The exercise: Collect every line that includes the string "valeur".

Extracted records
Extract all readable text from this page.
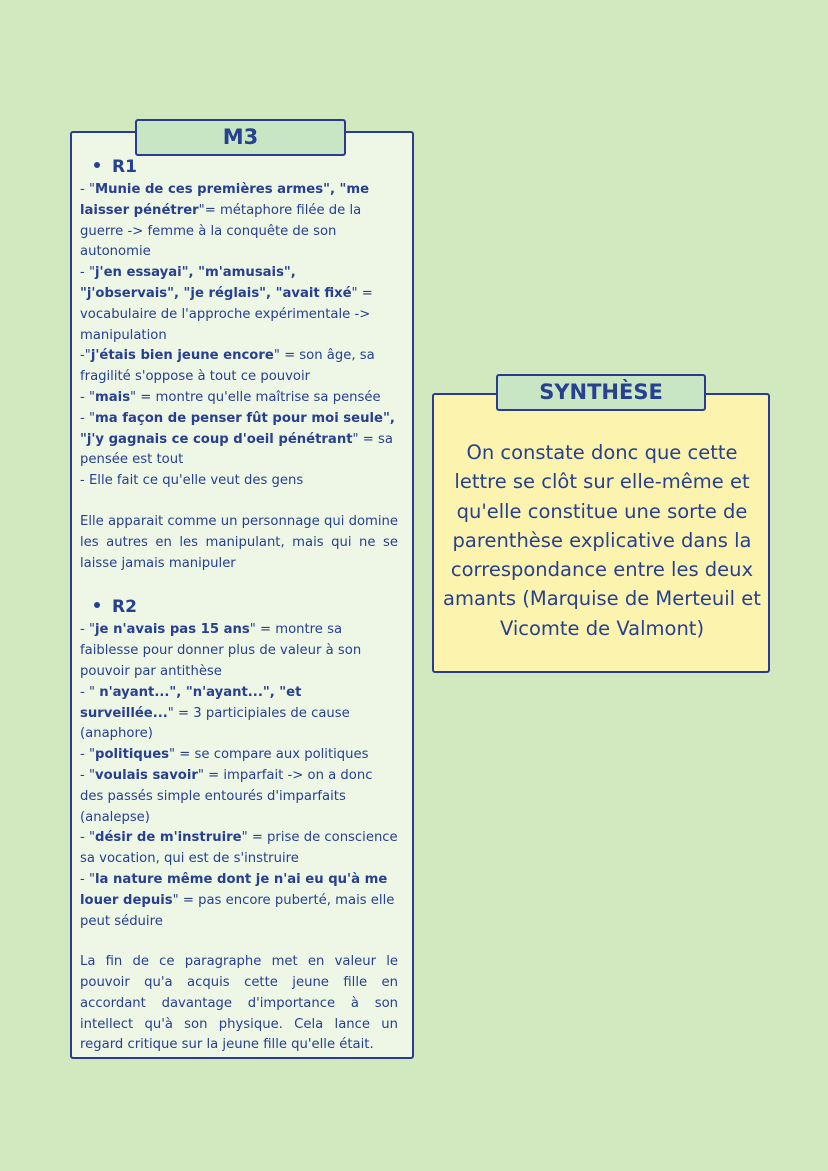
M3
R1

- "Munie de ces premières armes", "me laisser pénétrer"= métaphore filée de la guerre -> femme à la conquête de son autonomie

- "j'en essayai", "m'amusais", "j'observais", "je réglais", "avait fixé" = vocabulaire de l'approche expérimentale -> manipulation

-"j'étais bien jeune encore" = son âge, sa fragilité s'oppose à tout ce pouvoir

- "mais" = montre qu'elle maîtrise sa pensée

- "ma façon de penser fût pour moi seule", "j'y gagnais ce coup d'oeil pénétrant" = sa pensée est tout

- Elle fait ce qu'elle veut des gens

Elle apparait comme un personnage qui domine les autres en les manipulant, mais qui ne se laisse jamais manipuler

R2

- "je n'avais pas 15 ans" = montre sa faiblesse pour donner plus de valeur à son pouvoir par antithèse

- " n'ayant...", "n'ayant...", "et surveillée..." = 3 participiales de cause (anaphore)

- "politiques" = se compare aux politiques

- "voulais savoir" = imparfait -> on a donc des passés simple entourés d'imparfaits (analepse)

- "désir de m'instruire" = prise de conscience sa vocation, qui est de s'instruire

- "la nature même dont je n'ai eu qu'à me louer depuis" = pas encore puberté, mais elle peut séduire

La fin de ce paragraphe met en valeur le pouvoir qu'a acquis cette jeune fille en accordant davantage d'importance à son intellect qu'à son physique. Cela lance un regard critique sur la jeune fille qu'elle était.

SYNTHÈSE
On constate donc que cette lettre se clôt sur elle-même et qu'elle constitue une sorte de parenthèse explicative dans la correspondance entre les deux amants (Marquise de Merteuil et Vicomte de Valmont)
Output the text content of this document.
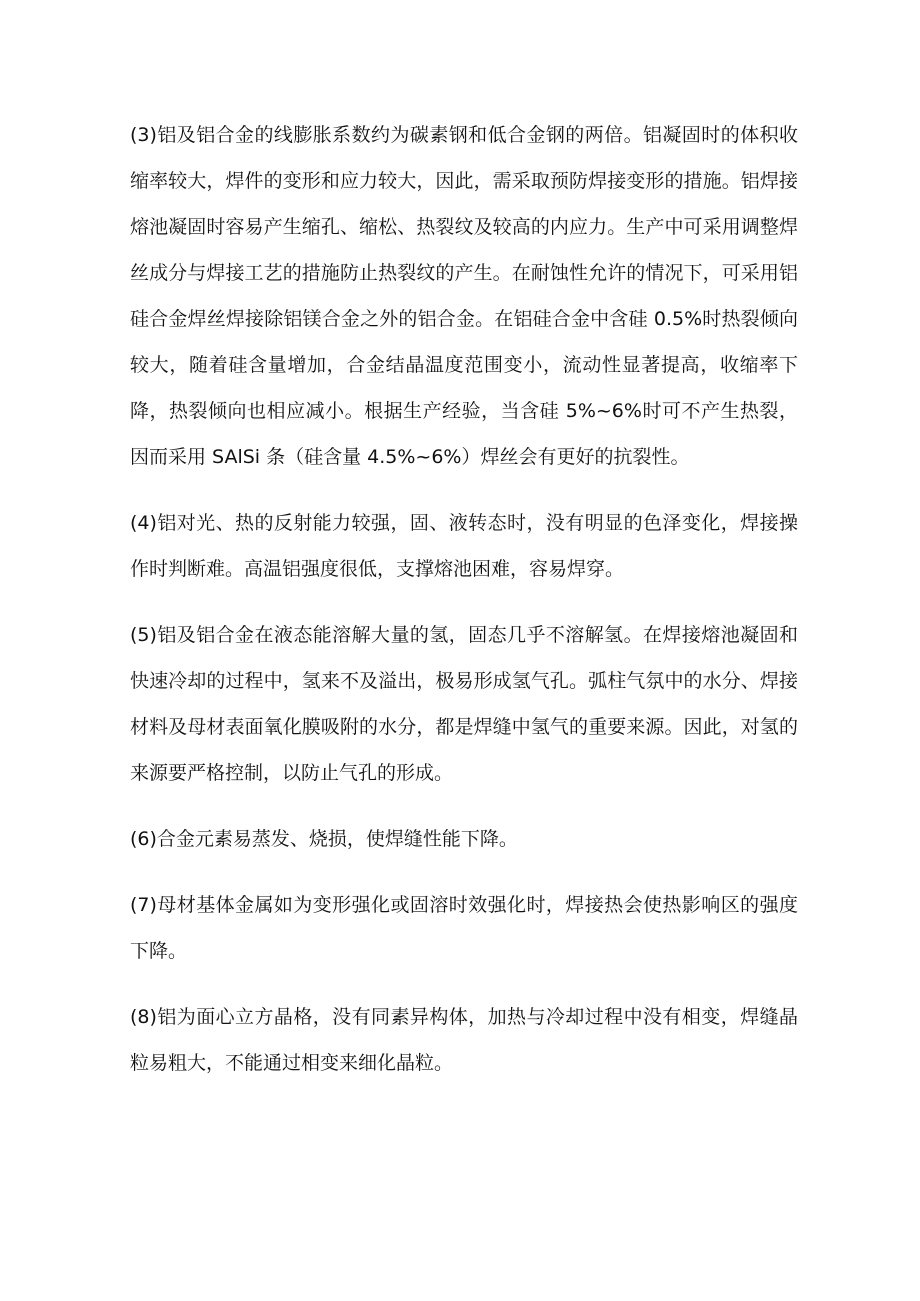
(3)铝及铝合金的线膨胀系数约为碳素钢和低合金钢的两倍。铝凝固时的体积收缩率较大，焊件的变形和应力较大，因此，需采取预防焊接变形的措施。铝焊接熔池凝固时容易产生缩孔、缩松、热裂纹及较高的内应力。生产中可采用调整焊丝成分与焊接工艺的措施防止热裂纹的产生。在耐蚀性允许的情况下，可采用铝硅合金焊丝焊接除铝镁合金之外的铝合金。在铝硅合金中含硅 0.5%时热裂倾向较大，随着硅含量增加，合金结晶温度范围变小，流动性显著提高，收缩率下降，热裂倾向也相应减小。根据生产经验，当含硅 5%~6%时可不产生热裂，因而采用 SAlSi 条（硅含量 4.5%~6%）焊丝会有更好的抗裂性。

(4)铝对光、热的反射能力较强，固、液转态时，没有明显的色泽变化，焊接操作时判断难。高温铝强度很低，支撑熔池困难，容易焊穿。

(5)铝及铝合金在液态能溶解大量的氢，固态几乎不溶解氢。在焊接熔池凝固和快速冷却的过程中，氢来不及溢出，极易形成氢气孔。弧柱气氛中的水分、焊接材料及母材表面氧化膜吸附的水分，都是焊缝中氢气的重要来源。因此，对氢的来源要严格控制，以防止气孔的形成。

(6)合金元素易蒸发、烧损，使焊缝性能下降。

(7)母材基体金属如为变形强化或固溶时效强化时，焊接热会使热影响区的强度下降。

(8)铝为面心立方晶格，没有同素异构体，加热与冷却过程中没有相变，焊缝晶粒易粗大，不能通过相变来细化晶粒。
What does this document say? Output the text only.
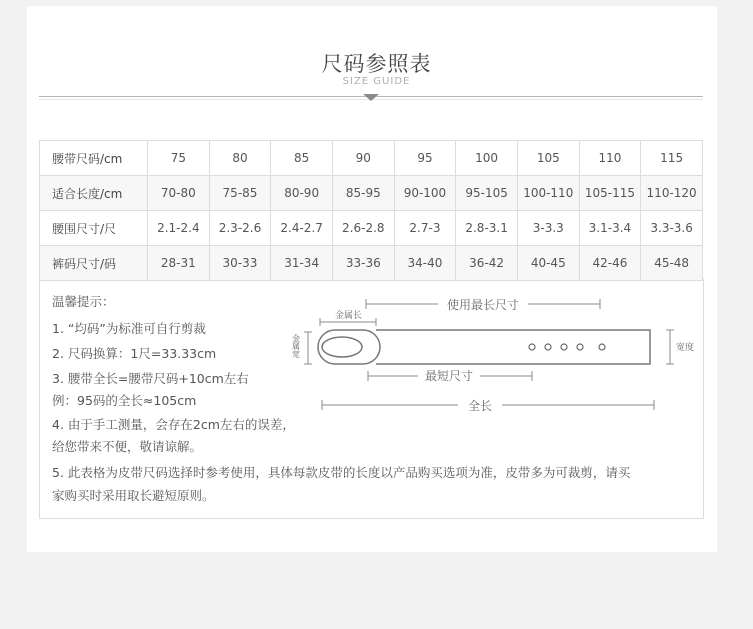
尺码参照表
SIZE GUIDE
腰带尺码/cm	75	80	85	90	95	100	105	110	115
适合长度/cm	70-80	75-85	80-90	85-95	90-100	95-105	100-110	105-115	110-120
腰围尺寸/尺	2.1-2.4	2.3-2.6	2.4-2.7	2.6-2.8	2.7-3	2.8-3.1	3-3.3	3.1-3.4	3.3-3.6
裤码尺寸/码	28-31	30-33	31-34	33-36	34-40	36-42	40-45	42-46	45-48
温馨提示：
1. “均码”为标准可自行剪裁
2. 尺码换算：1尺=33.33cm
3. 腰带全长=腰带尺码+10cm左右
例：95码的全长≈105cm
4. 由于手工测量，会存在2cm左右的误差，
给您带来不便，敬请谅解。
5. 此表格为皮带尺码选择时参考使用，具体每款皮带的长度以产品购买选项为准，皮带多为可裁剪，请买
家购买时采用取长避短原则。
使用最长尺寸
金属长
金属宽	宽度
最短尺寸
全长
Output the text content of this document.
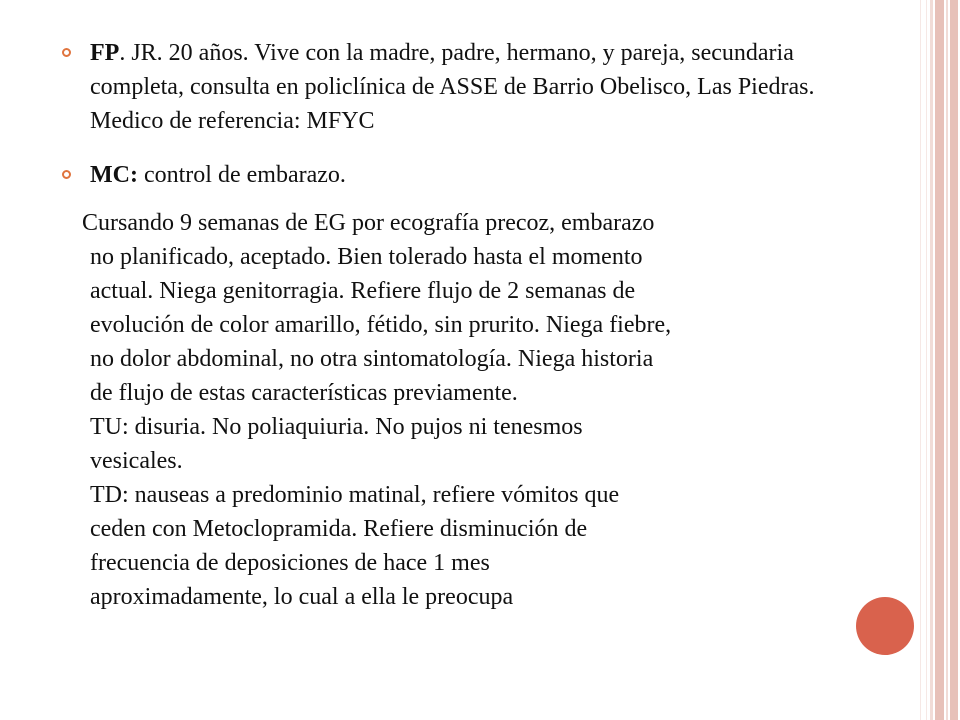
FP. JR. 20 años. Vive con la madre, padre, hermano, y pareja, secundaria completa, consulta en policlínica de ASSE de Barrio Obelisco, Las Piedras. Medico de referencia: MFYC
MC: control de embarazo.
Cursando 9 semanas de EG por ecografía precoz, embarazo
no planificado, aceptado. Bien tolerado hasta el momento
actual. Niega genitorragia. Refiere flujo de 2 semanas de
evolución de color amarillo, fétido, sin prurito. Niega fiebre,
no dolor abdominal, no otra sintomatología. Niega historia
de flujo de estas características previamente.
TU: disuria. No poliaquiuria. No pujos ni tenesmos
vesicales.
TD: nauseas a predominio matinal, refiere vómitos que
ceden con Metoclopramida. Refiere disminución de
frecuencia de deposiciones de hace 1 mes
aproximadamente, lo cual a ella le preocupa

Problem solution:
- "je n'avais pas 15 ans" = montre sa faiblesse pour donner plus de valeur à son pouvoir par antithèse
La fin de ce paragraphe met en valeur le pouvoir qu'a acquis cette jeune fille en accordant davantage d'importance à son intellect qu'à son physique. Cela lance un regard critique sur la jeune fille qu'elle était.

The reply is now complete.